▶ **PASSAGE SHOWN**:
= = =
SHOW DATE: AUGUST 28, 2013
Every once in a while, someone does something so outlandish and bizarre and so completely different from what people are used to, that no matter how awkward or mediocre the actual execution, that someone becomes an instant cultural phenomenon. You might have guessed from the title that we’re talking about Miley Cyrus’s… kinetic performance on last Sunday’s VMAs.
What’s our point? If you want to be phenomenal on your job, be like Miley.
Before you start throwing your old Hannah Montana DVDs at us, hear us out. If you get down to the nitty-gritty, Miley accomplished the very goal she set out to achieve: she reinvented herself and got everyone talking about her.
This is exactly what needs to happen at your office: people must talk about the risks you take, the unconventional ideas you bring to the table, the fearless approach you adopt in your execution. If you’re flying under the radar, diffidently pushing that same button day in and day out, afraid to stir things up, let alone shake them (or twerk them, if you will), then forget about it—you’re not going to get anywhere in your career.
You’re left with two options: you need to speak out or get out. Find a new job, get a different career. Because if you’re afraid to bring new ideas to the table, you’re never going to move ahead.
Miley certainly spoke up last Sunday. After all, she’s a pop star and that’s her job: to get noticed, to keep people’s attention centered on her, to be the talk of the town.
You can either view Miley as attention-hungry trash with no class, or you can view her as a smart employee. We suggest the latter. With her performance, Miley has made millions of dollars for her label. That’s the kind of employee that all employers salivate for: someone who can take extraordinary risks that make the company lots of money. In the days following the VMA performance, Miley garnered over 200,000 extra followers on Twitter, over 200,000 more likes on her Facebook page and around 90,000 downloads of her new single.
How long did we need her to be Hannah Montana? Miley created her own promotion, and that’s exactly what you need to do.
= = =
▶ **INFORMATION SHOWN**:

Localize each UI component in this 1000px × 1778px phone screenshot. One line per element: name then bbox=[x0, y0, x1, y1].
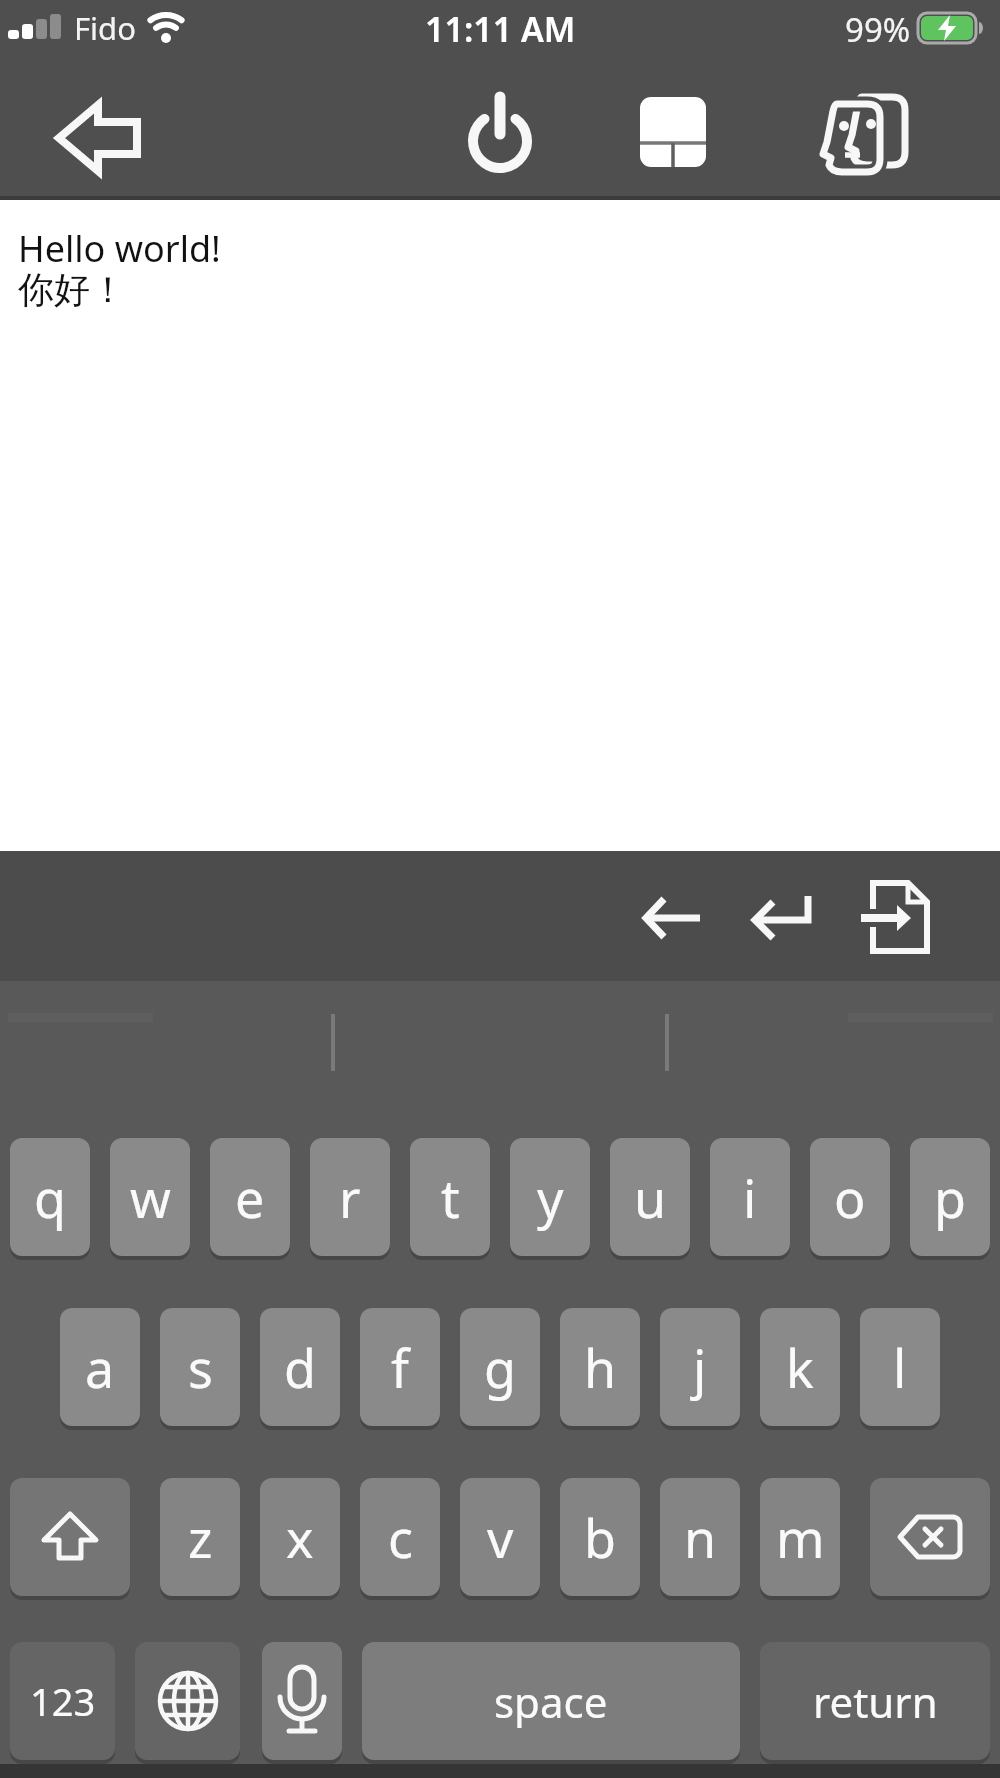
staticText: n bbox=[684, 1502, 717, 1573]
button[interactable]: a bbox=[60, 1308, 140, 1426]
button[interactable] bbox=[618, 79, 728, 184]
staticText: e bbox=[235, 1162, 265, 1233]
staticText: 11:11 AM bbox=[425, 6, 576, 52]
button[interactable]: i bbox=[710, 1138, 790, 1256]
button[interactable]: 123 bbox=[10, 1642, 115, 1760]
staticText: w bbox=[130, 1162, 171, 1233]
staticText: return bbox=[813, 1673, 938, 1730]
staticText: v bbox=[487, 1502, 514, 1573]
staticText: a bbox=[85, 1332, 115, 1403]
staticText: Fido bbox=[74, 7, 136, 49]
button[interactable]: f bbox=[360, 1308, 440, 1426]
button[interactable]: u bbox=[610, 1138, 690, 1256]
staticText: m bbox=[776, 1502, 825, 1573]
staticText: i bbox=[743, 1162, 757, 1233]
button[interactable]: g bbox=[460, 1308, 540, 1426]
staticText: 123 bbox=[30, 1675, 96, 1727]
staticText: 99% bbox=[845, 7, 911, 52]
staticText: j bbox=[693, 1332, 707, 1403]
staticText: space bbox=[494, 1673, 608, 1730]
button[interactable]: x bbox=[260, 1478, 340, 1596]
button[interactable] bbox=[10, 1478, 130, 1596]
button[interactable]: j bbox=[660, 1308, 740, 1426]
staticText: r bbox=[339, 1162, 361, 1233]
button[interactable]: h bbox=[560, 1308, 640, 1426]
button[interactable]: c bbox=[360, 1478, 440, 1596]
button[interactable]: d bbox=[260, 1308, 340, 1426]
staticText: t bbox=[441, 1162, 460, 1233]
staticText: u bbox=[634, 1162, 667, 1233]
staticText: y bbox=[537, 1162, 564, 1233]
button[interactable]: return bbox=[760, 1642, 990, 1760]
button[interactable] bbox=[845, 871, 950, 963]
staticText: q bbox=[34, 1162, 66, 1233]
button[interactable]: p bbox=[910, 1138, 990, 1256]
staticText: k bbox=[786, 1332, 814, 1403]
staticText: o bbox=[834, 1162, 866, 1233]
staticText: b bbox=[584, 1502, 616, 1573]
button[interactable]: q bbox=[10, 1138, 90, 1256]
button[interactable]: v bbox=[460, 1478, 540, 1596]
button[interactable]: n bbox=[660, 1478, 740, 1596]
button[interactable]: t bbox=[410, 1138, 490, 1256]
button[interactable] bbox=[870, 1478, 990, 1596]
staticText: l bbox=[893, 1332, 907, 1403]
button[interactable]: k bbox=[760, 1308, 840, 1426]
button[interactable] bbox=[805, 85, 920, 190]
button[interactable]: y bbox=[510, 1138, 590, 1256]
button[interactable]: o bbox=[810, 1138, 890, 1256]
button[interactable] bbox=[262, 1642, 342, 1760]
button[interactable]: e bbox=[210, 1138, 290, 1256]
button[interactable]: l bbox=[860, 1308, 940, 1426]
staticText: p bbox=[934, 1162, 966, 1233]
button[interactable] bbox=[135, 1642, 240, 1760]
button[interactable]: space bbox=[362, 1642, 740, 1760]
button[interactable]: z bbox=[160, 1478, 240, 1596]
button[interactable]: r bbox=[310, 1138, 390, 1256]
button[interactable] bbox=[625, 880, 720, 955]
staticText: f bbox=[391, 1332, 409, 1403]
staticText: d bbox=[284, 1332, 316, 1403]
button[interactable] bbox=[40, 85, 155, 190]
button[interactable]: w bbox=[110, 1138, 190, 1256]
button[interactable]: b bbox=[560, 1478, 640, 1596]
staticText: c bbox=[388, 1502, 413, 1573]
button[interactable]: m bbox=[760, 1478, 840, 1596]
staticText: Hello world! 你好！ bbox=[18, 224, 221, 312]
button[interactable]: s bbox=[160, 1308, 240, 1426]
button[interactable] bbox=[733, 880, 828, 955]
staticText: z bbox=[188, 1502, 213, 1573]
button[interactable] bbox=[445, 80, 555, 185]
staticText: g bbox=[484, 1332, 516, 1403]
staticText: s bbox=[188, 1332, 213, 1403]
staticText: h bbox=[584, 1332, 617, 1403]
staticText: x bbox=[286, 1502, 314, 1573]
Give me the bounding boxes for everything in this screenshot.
= = =
▶ **PROBLEMS AND TASKS**:
a: Answer these questions from the passage on Miley Cyrus, one answer a line, marked (i), (ii), (iii):
(i) At what event did the performance take place?
(ii) How many extra Twitter followers did Miley gain in the days after the performance?
(iii) What are the two options left to someone afraid to stir things up at work?
b: Decide whether each statement agrees with the passage on Miley Cyrus. Mark each yes or no, and quote the words from the passage that settle it.
(i) Miley's performance made millions of dollars for her label.
(ii) Her new single had around 200,000 downloads after the performance.
(iii) The authors recommend viewing Miley as attention-hungry trash with no class.
c: Transcribe the passage on Miley Cyrus between "This is exactly" and "of the town.", inclusive.

▶ **ANSWER LIST**:
a:
(i) Last Sunday's VMAs.
(ii) Over 200,000.
(iii) Speak out or get out.

b:
(i) Yes: "With her performance, Miley has made millions of dollars for her label."
(ii) No: "around 90,000 downloads of her new single"
(iii) No: "or you can view her as a smart employee. We suggest the latter."

c:
This is exactly what needs to happen at your office: people must talk about the risks you take, the unconventional ideas you bring to the table, the fearless approach you adopt in your execution. If you’re flying under the radar, diffidently pushing that same button day in and day out, afraid to stir things up, let alone shake them (or twerk them, if you will), then forget about it—you’re not going to get anywhere in your career.
You’re left with two options: you need to speak out or get out. Find a new job, get a different career. Because if you’re afraid to bring new ideas to the table, you’re never going to move ahead.
Miley certainly spoke up last Sunday. After all, she’s a pop star and that’s her job: to get noticed, to keep people’s attention centered on her, to be the talk of the town.